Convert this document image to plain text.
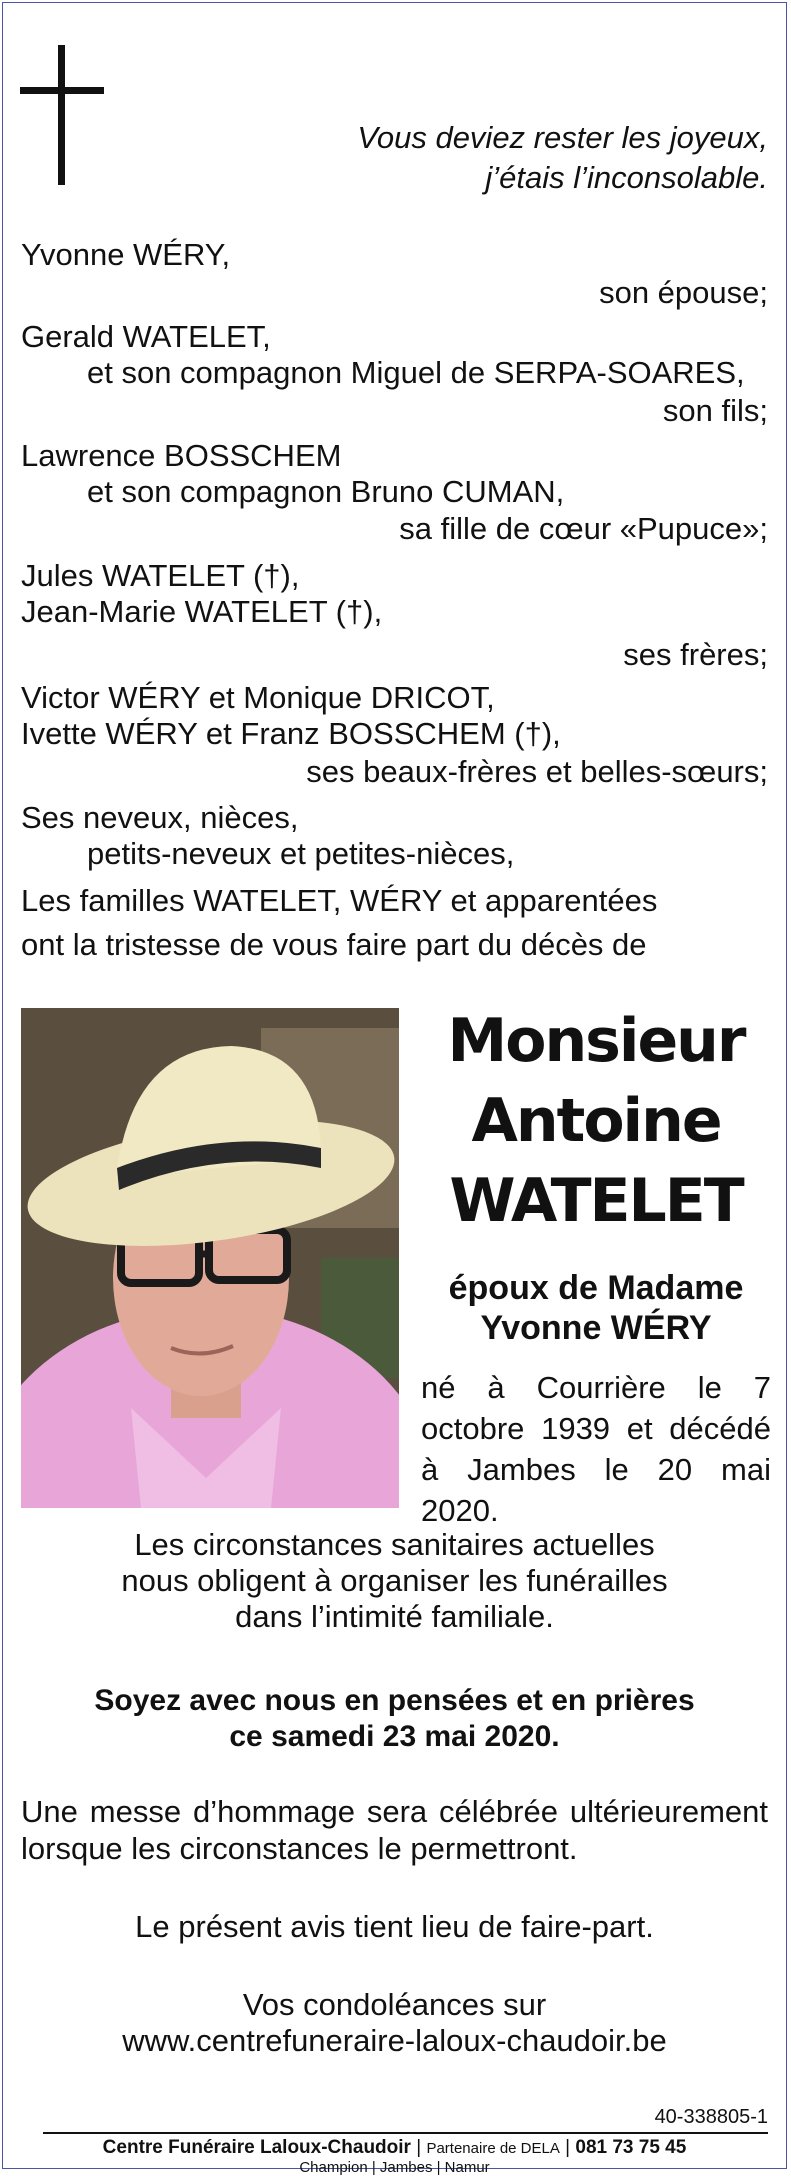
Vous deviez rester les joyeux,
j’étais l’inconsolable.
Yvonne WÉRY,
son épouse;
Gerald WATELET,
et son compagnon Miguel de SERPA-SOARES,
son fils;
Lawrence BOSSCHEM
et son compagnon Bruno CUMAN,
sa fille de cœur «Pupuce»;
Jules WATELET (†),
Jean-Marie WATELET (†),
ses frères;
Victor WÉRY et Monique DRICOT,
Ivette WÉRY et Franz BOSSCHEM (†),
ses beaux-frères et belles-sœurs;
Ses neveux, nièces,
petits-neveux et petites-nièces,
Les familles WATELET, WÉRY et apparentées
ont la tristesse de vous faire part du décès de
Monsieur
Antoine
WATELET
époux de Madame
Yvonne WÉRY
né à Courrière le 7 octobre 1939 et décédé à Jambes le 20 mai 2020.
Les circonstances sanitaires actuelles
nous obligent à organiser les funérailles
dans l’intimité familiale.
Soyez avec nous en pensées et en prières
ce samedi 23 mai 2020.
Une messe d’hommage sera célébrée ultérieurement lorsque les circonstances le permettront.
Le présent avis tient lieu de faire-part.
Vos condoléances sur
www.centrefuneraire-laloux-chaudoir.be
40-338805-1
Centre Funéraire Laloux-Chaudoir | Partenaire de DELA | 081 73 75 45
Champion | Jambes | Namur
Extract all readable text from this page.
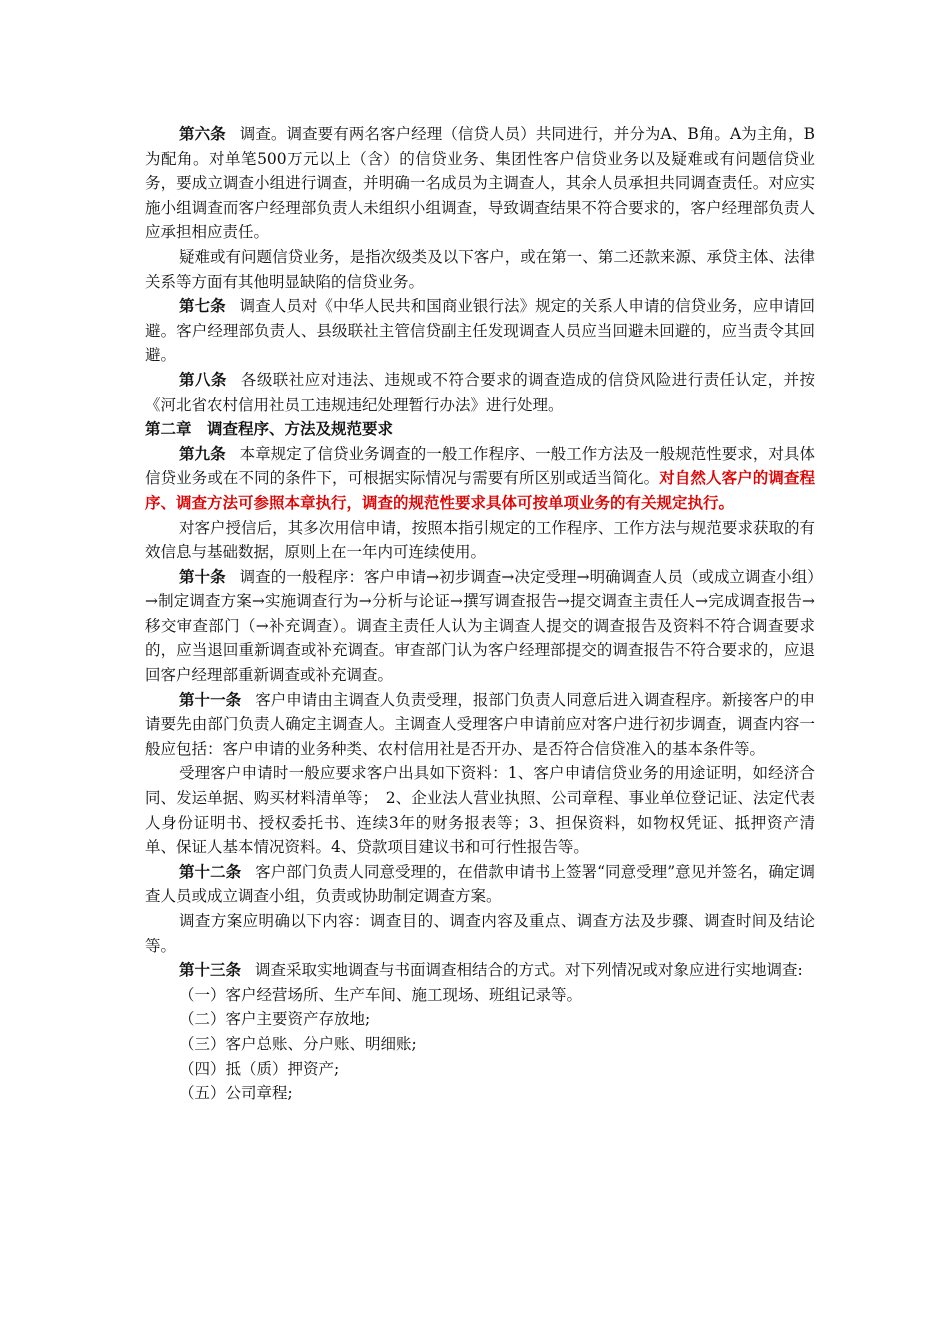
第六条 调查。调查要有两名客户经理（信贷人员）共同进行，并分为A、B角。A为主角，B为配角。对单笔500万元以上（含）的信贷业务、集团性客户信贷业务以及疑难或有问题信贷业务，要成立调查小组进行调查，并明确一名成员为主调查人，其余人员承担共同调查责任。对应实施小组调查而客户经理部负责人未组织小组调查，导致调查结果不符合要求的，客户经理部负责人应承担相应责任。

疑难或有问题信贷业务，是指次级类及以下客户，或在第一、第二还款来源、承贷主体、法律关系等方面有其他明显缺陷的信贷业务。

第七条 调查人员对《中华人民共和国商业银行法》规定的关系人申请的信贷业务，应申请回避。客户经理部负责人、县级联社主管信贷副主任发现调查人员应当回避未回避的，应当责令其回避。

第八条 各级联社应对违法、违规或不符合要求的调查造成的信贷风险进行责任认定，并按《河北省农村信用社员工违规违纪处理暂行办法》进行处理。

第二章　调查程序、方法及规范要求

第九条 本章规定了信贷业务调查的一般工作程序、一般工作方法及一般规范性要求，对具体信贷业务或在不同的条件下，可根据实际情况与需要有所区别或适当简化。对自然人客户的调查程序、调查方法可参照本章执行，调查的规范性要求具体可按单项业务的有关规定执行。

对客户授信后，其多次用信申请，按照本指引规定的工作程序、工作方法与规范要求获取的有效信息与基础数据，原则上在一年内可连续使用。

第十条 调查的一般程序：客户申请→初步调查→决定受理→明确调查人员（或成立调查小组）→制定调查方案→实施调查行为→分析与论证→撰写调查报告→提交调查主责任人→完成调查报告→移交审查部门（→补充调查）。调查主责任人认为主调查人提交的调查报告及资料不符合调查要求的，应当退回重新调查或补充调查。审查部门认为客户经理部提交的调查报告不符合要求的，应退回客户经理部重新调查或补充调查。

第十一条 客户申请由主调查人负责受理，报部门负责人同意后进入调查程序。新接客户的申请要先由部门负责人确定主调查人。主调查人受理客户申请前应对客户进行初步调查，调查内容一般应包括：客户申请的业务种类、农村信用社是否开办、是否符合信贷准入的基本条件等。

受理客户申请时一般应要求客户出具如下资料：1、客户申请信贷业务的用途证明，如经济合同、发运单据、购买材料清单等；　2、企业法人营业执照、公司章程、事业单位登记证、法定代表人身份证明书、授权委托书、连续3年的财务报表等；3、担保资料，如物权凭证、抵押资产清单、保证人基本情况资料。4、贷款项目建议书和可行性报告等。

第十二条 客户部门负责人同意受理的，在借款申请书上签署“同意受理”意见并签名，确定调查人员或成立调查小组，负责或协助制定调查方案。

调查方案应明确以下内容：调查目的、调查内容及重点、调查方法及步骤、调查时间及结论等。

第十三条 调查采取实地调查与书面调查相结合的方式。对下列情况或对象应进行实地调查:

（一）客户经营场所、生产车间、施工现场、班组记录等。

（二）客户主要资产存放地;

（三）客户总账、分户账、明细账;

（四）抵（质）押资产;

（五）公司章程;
= = =
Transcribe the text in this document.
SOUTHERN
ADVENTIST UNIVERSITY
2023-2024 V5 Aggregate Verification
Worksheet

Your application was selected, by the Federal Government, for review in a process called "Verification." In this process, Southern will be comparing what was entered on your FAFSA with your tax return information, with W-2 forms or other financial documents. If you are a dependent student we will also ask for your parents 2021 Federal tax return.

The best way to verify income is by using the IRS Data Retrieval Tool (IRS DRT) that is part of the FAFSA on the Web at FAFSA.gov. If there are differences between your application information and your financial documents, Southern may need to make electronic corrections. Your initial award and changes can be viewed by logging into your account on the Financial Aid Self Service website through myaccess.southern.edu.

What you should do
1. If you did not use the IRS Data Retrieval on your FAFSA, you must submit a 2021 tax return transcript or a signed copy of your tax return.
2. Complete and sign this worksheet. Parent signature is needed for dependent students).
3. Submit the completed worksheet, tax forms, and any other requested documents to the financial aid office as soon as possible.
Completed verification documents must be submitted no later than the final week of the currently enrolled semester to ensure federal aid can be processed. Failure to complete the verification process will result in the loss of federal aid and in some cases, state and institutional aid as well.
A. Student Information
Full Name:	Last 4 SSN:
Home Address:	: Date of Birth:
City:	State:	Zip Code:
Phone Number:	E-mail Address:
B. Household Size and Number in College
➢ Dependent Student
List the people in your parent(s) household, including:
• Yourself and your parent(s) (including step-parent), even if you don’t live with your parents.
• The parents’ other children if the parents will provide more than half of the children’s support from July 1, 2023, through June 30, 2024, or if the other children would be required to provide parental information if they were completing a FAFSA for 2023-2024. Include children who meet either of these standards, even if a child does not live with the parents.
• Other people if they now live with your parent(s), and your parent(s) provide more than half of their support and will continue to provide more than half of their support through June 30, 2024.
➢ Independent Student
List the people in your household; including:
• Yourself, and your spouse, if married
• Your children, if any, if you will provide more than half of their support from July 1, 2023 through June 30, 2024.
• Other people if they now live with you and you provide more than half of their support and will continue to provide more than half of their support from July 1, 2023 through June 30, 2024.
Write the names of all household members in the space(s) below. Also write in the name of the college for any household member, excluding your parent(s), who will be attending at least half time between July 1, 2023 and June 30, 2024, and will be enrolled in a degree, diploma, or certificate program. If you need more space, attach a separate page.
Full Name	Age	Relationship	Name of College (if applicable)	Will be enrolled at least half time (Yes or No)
= = =
▶ [Task statement]: Among the lines of the material, find those that hold the word "live" and copy them.

▶ [Response to the task]:
• Yourself and your parent(s) (including step-parent), even if you don’t live with your parents.
• The parents’ other children if the parents will provide more than half of the children’s support from July 1, 2023, through June 30, 2024, or if the other children would be required to provide parental information if they were completing a FAFSA for 2023-2024. Include children who meet either of these standards, even if a child does not live with the parents.
• Other people if they now live with your parent(s), and your parent(s) provide more than half of their support and will continue to provide more than half of their support through June 30, 2024.
• Other people if they now live with you and you provide more than half of their support and will continue to provide more than half of their support from July 1, 2023 through June 30, 2024.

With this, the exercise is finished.